• _Document extract_
This weekend I watched GROSSE POINTE BLANK again, for the first time in a long time. It’s eighteen years old now! It can vote! As an undergraduate film student, I wrote a seventeen-page paper on GROSSE POINTE BLANK — that’s how convinced I was of its greatness. I still love it, but I’ll try to be more brief here.
GROSSE POINTE BLANK has a perfect one-liner comedy concept – a contract killer accepts invitation to his ten-year high school reunion due to its proximity to his latest contract – and a sharp fit of a leading man in John Cusack, always the most cerebral of 1980s teen stars, who transitioned better than most into adult roles in the 1990s.
Cusack and his co-writers fine-tuned Tom Jankewicz’s original script and got the movie made under the direction of George Armitage, a filmmaker who works way too infrequently, having made the way-underrated hillbilly barnstormer VIGILANTE FORCE with Kris Kristofferson and Bernadette Peters, the somewhat-underrated (many cool people know how fantastic it is) crime classic MIAMI BLUES with Alec Baldwin and Jennifer Jason Leigh, and the most-underrated-of-all action epic HIT MAN with Bernie Casey and Pam Grier.

• _Entries contained in a dataset_
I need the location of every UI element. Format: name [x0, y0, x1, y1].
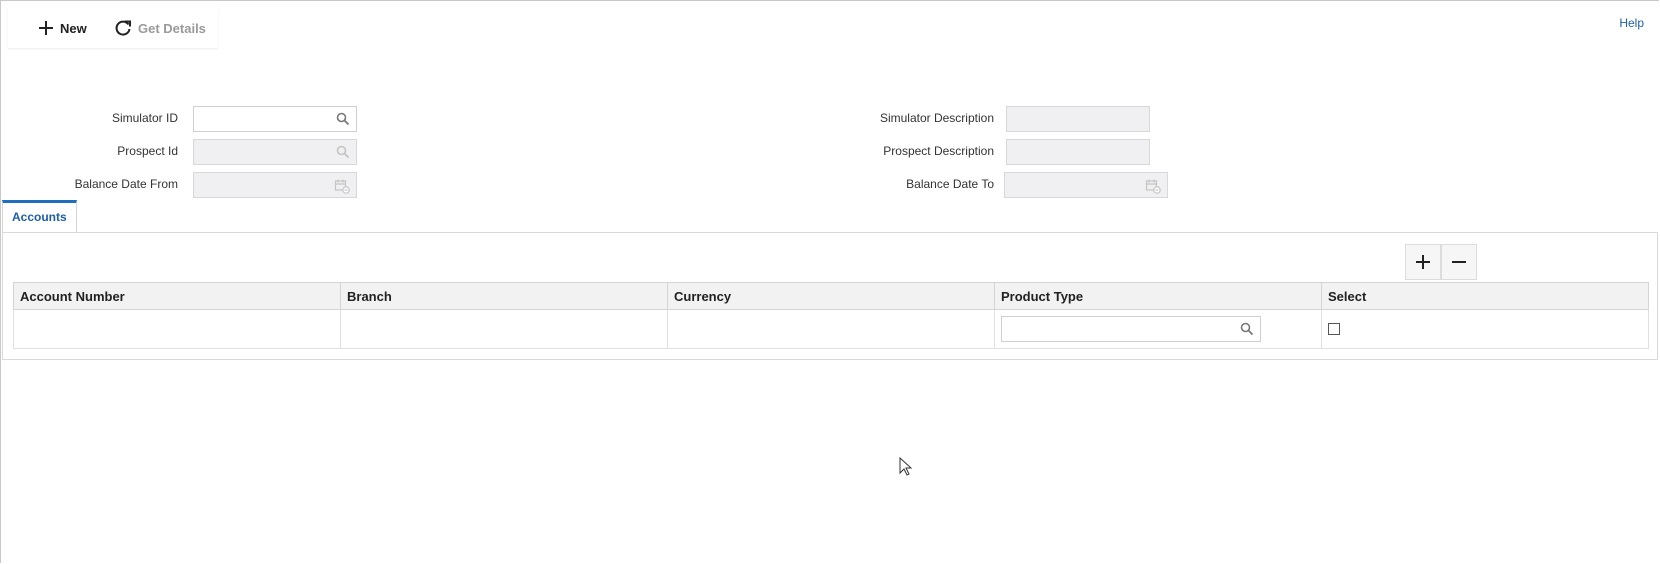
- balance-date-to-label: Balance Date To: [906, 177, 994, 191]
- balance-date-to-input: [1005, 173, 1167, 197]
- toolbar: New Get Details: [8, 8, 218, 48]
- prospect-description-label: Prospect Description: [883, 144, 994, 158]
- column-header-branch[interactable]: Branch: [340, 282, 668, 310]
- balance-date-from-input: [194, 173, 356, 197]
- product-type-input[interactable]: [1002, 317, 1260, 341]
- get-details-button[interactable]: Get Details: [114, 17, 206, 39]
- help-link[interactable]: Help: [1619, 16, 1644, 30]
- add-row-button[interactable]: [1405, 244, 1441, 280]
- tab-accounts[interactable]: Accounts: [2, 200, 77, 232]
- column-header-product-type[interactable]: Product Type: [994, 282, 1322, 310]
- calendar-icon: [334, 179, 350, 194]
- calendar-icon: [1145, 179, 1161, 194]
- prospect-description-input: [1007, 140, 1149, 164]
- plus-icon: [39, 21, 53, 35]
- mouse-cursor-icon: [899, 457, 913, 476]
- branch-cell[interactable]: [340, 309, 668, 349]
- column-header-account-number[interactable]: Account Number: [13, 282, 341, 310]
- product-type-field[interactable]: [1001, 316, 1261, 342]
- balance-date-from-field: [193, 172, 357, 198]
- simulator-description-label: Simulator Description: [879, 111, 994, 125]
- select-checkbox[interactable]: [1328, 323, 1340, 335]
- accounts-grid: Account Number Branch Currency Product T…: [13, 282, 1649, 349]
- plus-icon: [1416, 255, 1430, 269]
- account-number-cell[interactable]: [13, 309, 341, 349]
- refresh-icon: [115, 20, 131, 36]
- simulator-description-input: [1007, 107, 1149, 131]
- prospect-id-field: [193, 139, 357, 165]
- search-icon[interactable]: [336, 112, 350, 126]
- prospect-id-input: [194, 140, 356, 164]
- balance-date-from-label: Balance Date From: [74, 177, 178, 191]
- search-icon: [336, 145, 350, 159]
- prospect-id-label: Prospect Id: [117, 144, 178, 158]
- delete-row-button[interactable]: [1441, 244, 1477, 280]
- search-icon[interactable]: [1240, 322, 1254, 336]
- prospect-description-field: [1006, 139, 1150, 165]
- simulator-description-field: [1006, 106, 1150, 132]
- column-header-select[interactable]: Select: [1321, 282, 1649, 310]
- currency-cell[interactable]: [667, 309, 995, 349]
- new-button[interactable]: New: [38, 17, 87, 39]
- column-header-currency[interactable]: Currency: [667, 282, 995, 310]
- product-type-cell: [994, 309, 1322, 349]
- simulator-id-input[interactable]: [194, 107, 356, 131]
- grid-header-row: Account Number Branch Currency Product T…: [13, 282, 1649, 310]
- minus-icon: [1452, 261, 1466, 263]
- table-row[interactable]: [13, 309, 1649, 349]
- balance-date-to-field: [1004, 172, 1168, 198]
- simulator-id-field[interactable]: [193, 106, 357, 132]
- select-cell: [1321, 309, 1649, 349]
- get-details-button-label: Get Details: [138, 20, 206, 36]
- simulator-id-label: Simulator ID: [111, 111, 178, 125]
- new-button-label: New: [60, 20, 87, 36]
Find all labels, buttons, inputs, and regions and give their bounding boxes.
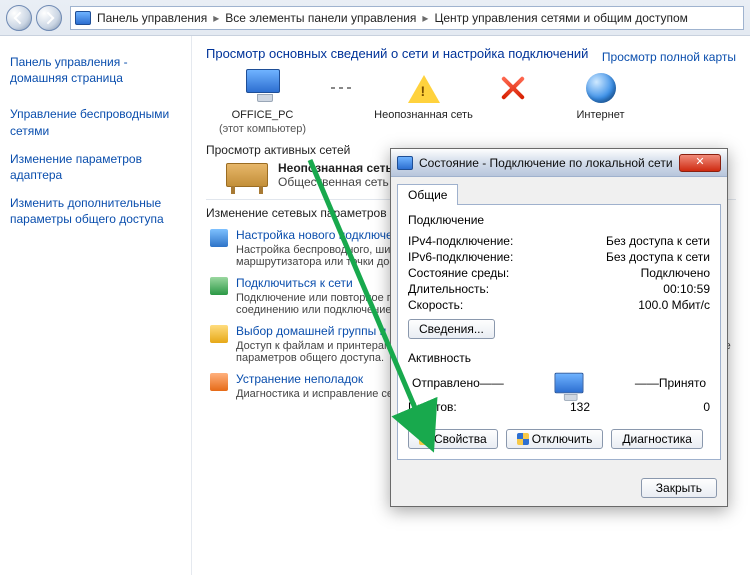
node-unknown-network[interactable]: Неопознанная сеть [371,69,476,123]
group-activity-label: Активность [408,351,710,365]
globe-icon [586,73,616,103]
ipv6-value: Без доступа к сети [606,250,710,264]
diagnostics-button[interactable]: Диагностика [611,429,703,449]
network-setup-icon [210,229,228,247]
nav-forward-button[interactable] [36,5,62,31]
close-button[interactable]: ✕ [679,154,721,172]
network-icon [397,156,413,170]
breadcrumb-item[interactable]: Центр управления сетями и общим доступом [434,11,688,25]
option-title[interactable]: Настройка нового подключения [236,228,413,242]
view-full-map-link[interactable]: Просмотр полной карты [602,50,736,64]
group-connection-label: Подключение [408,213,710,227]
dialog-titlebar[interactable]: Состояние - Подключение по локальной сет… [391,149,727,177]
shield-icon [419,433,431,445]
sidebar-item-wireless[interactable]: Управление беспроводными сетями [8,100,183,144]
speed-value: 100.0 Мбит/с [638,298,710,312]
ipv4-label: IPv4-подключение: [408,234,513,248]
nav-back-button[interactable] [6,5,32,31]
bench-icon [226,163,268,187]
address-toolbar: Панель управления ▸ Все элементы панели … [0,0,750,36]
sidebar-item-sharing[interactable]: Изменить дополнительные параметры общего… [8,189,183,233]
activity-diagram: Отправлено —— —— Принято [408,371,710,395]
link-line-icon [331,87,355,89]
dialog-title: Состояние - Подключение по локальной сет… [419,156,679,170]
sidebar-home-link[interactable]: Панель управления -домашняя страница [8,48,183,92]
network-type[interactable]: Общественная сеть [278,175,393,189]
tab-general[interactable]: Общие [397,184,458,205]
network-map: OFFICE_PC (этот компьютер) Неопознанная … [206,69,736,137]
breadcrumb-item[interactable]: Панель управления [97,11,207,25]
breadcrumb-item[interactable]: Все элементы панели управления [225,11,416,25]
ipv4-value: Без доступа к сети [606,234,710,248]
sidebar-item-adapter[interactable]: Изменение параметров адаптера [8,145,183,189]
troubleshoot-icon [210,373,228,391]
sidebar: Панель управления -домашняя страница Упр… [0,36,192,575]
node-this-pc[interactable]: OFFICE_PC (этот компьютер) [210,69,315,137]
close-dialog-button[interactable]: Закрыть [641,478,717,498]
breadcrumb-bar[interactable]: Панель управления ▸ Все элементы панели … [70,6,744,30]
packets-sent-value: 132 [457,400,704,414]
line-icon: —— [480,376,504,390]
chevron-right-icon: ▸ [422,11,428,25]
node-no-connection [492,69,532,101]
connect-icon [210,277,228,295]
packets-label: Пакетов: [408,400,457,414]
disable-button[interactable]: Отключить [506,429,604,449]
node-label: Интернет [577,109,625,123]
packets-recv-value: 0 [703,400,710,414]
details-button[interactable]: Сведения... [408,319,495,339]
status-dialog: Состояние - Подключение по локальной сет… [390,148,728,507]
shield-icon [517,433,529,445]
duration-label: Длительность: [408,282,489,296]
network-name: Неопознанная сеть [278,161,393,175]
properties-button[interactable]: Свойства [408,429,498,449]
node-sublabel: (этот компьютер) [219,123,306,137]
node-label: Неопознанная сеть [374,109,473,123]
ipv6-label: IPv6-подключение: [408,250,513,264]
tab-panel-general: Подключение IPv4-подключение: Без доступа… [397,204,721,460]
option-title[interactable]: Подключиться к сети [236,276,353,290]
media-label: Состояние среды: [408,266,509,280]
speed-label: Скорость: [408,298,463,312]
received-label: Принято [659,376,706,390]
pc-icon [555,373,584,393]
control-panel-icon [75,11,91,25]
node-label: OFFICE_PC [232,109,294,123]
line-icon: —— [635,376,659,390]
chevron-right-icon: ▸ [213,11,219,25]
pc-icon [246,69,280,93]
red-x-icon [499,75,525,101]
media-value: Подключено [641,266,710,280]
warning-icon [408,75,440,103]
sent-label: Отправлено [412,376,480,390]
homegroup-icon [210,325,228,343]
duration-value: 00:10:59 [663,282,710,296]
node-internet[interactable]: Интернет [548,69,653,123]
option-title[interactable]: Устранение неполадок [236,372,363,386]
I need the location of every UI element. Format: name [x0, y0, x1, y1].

• _Requests_
**a)** Within the entries, reproduce the part that opens with the line containing "- balance-date-to-label: Balance" and closes with the line containing "282, 668, 310]", changing "toolbar" to "button-bar" and keeping everything else intact.
**b)** Write the next paragraph of the piece on GROSSE POINTE BLANK, picking up after its final sentence.

• _Task-by-task results_
**a)**
- balance-date-to-label: Balance Date To: [906, 177, 994, 191]
- balance-date-to-input: [1005, 173, 1167, 197]
- button-bar: New Get Details: [8, 8, 218, 48]
- prospect-description-label: Prospect Description: [883, 144, 994, 158]
- column-header-branch[interactable]: Branch: [340, 282, 668, 310]

**b)**
Armitage nails the unusual tone of GROSSE POINTE BLANK, a very dark comedy about a paid murderer who kills people for money and who is lovable mostly only because he’s played by that guy who everyone loved in BETTER OFF DEAD and SAY ANYTHING.
GROSSE POINTE BLANK is one of the best-sounding movies of its decade, which is quite a feat considering this was the era of DAZED & CONFUSED, PULP FICTION, DEAD PRESIDENTS, and FRIDAY. The score is by Joe Strummer of The Clash. Pretty epic ‘get’ there. The soundtrack is stacked with killer pop, ska, punk, and new-wave songs from the late ‘70s and early ‘80s.
The supporting cast is pretty deadly – Dan Aykroyd deftly playing against type as Grocer, an insane hitman and rival of Cusack’s Martin Blank, who in true capitalist fashion is looking to consolidate his industry.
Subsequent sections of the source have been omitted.